▶ _Aim of the exercise_
Go through the listing below and list every line with "dipelajari".

▶ _Given records_
⁂
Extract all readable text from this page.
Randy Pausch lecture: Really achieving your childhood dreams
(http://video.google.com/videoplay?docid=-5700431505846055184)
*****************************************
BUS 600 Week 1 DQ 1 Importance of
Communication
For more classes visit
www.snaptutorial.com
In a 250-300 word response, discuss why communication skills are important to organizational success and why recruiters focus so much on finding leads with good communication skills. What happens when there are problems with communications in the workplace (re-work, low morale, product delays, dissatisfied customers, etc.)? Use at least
⁂
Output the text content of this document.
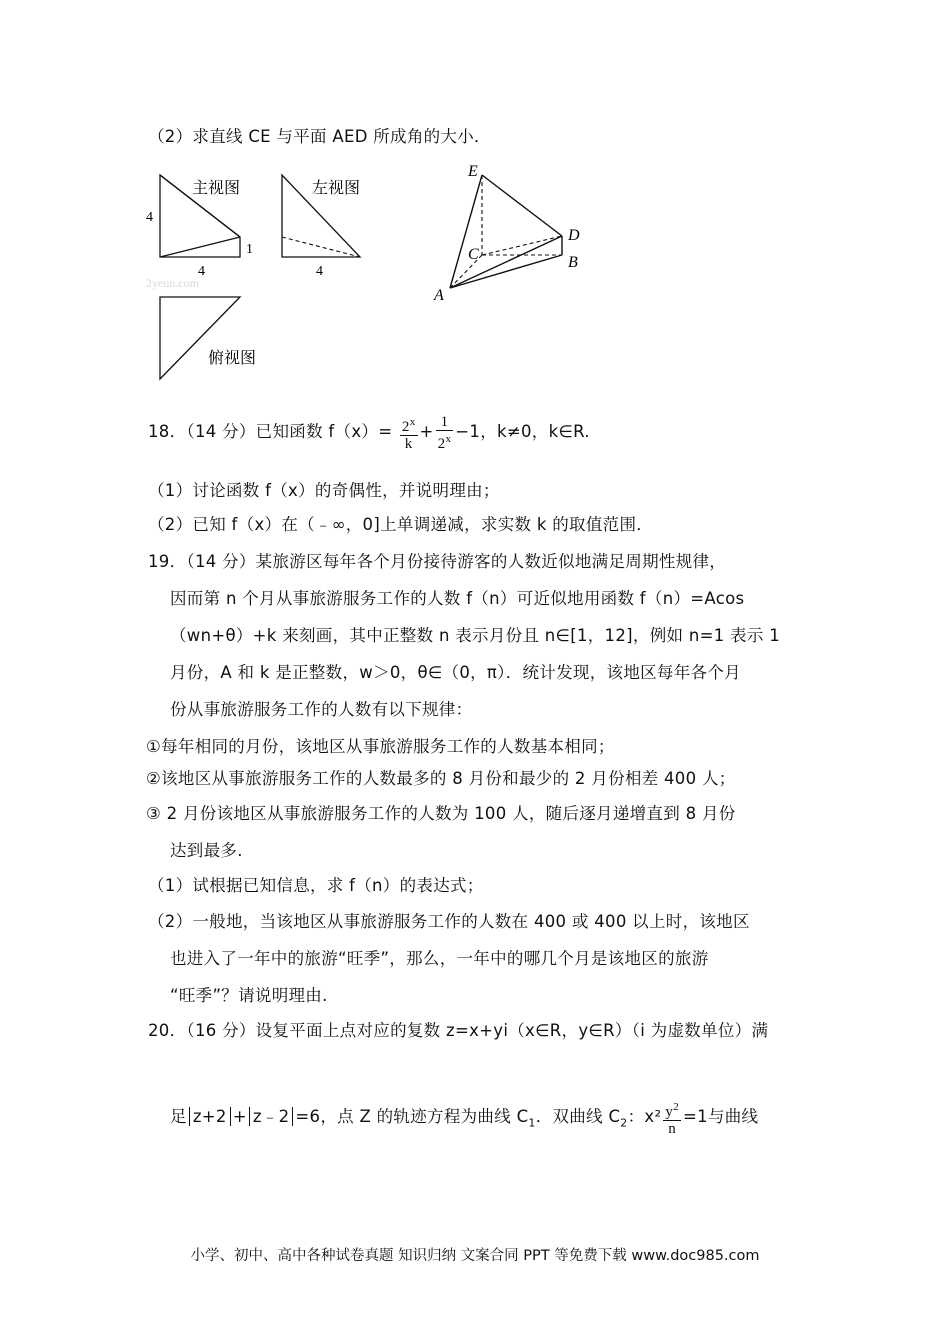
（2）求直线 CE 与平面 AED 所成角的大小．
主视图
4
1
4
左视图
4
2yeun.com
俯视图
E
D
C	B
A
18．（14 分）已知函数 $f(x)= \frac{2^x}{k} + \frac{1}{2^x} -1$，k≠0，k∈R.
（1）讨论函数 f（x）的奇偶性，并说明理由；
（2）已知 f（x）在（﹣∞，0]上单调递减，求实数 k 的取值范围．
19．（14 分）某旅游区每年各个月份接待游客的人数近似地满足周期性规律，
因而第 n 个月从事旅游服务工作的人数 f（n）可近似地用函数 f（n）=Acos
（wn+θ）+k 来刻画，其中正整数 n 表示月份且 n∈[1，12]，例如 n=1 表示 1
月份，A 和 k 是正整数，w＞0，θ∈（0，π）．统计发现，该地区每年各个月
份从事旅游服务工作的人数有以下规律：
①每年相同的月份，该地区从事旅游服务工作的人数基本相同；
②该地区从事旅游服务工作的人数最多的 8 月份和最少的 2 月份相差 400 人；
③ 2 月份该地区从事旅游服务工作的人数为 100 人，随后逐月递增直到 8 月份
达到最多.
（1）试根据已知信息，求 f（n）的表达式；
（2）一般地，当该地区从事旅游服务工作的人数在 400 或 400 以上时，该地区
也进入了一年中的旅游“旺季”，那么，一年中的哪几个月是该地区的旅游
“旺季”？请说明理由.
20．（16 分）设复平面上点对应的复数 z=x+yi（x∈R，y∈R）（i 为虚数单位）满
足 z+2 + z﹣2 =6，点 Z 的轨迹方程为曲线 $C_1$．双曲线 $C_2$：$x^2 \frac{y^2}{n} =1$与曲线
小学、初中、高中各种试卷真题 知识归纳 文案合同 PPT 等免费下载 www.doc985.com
⁂
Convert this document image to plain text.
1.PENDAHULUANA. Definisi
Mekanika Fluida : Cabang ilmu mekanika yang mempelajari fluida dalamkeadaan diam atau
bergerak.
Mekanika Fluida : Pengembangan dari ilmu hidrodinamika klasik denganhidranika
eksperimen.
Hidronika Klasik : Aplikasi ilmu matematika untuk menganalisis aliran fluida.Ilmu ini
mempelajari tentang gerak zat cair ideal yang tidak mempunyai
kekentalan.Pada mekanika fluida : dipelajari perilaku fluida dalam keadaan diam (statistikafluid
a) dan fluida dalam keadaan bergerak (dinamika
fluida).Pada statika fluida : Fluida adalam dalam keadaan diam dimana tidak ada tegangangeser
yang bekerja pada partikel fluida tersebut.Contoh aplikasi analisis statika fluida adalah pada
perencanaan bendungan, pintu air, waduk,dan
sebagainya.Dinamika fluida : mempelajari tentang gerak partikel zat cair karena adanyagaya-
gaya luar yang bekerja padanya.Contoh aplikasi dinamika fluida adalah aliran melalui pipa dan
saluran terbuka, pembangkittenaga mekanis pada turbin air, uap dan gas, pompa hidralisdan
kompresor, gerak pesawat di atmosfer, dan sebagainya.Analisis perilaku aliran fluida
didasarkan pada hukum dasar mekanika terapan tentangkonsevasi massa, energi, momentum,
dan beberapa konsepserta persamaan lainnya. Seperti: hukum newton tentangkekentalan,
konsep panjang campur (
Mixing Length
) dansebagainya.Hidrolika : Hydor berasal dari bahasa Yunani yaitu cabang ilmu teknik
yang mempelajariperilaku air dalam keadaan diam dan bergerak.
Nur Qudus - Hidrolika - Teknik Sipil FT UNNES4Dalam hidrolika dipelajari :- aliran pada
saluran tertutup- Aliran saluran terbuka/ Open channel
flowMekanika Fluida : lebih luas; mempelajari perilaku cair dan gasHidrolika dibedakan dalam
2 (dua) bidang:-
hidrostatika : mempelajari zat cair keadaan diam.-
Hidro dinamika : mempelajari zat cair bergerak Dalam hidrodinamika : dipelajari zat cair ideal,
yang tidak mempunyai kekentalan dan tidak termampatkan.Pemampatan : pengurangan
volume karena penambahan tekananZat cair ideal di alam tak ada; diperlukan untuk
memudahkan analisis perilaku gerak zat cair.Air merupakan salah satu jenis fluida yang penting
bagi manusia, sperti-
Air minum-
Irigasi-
⁂
▶ _Answer to the problem_
kekentalan.Pada mekanika fluida : dipelajari perilaku fluida dalam keadaan diam (statistikafluid
Nur Qudus - Hidrolika - Teknik Sipil FT UNNES4Dalam hidrolika dipelajari :- aliran pada
Hidro dinamika : mempelajari zat cair bergerak Dalam hidrodinamika : dipelajari zat cair ideal,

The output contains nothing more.